> WHAT THE TASK ASKS: Reproduce each of the following lines word for word.

[Stored entries]
============================================================

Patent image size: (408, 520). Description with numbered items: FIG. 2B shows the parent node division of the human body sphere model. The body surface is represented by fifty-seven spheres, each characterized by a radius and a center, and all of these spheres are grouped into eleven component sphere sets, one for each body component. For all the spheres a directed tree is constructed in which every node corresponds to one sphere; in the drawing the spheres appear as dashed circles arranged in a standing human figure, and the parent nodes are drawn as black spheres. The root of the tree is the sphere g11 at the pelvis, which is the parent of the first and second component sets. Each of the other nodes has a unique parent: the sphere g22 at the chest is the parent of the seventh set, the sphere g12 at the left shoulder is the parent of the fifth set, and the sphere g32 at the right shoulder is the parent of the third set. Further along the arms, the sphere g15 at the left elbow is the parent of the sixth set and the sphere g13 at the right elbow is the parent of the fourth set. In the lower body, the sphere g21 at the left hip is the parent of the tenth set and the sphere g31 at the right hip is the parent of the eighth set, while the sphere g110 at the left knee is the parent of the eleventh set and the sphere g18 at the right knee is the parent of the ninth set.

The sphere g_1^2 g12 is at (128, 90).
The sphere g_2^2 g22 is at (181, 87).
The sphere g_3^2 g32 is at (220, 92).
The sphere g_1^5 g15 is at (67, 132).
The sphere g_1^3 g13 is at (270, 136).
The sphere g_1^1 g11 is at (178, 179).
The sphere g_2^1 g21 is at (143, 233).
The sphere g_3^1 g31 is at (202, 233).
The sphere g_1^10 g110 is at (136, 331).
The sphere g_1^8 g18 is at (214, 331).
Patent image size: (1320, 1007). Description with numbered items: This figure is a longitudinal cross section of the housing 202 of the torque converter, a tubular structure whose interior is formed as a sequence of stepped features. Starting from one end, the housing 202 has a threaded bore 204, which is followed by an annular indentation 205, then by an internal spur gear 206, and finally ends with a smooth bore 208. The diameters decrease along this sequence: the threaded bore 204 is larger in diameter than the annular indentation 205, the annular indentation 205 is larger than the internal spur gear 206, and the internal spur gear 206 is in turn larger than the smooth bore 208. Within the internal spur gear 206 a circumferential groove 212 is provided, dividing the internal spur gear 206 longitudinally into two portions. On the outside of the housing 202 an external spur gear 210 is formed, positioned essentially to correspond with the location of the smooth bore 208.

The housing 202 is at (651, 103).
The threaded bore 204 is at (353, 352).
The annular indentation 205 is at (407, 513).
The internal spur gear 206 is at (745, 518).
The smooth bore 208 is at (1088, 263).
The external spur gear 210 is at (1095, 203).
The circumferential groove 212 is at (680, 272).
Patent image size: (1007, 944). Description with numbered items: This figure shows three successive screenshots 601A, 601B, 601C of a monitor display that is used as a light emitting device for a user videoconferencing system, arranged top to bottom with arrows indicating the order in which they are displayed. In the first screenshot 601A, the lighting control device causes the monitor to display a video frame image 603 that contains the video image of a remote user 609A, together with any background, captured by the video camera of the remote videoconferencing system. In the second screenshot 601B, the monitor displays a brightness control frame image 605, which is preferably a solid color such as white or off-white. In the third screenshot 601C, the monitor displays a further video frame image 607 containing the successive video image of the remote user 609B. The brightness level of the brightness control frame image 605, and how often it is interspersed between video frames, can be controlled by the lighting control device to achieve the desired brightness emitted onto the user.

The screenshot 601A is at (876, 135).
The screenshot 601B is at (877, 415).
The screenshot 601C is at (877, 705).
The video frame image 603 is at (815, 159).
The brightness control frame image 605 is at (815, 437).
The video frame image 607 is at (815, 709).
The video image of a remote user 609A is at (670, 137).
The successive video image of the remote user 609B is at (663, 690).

============================================================

> SOLUTION TO THE PROBLEM:
Patent image size: (408, 520). Description with numbered items: FIG. 2B shows the parent node division of the human body sphere model. The body surface is represented by fifty-seven spheres, each characterized by a radius and a center, and all of these spheres are grouped into eleven component sphere sets, one for each body component. For all the spheres a directed tree is constructed in which every node corresponds to one sphere; in the drawing the spheres appear as dashed circles arranged in a standing human figure, and the parent nodes are drawn as black spheres. The root of the tree is the sphere g11 at the pelvis, which is the parent of the first and second component sets. Each of the other nodes has a unique parent: the sphere g22 at the chest is the parent of the seventh set, the sphere g12 at the left shoulder is the parent of the fifth set, and the sphere g32 at the right shoulder is the parent of the third set. Further along the arms, the sphere g15 at the left elbow is the parent of the sixth set and the sphere g13 at the right elbow is the parent of the fourth set. In the lower body, the sphere g21 at the left hip is the parent of the tenth set and the sphere g31 at the right hip is the parent of the eighth set, while the sphere g110 at the left knee is the parent of the eleventh set and the sphere g18 at the right knee is the parent of the ninth set.

The sphere g_1^2 g12 is at (128, 90).
The sphere g_2^2 g22 is at (181, 87).
The sphere g_3^2 g32 is at (220, 92).
The sphere g_1^5 g15 is at (67, 132).
The sphere g_1^3 g13 is at (270, 136).
The sphere g_1^1 g11 is at (178, 179).
The sphere g_2^1 g21 is at (143, 233).
The sphere g_3^1 g31 is at (202, 233).
The sphere g_1^10 g110 is at (136, 331).
The sphere g_1^8 g18 is at (214, 331).
Patent image size: (1320, 1007). Description with numbered items: This figure is a longitudinal cross section of the housing 202 of the torque converter, a tubular structure whose interior is formed as a sequence of stepped features. Starting from one end, the housing 202 has a threaded bore 204, which is followed by an annular indentation 205, then by an internal spur gear 206, and finally ends with a smooth bore 208. The diameters decrease along this sequence: the threaded bore 204 is larger in diameter than the annular indentation 205, the annular indentation 205 is larger than the internal spur gear 206, and the internal spur gear 206 is in turn larger than the smooth bore 208. Within the internal spur gear 206 a circumferential groove 212 is provided, dividing the internal spur gear 206 longitudinally into two portions. On the outside of the housing 202 an external spur gear 210 is formed, positioned essentially to correspond with the location of the smooth bore 208.

The housing 202 is at (651, 103).
The threaded bore 204 is at (353, 352).
The annular indentation 205 is at (407, 513).
The internal spur gear 206 is at (745, 518).
The smooth bore 208 is at (1088, 263).
The external spur gear 210 is at (1095, 203).
The circumferential groove 212 is at (680, 272).
Patent image size: (1007, 944). Description with numbered items: This figure shows three successive screenshots 601A, 601B, 601C of a monitor display that is used as a light emitting device for a user videoconferencing system, arranged top to bottom with arrows indicating the order in which they are displayed. In the first screenshot 601A, the lighting control device causes the monitor to display a video frame image 603 that contains the video image of a remote user 609A, together with any background, captured by the video camera of the remote videoconferencing system. In the second screenshot 601B, the monitor displays a brightness control frame image 605, which is preferably a solid color such as white or off-white. In the third screenshot 601C, the monitor displays a further video frame image 607 containing the successive video image of the remote user 609B. The brightness level of the brightness control frame image 605, and how often it is interspersed between video frames, can be controlled by the lighting control device to achieve the desired brightness emitted onto the user.

The screenshot 601A is at (876, 135).
The screenshot 601B is at (877, 415).
The screenshot 601C is at (877, 705).
The video frame image 603 is at (815, 159).
The brightness control frame image 605 is at (815, 437).
The video frame image 607 is at (815, 709).
The video image of a remote user 609A is at (670, 137).
The successive video image of the remote user 609B is at (663, 690).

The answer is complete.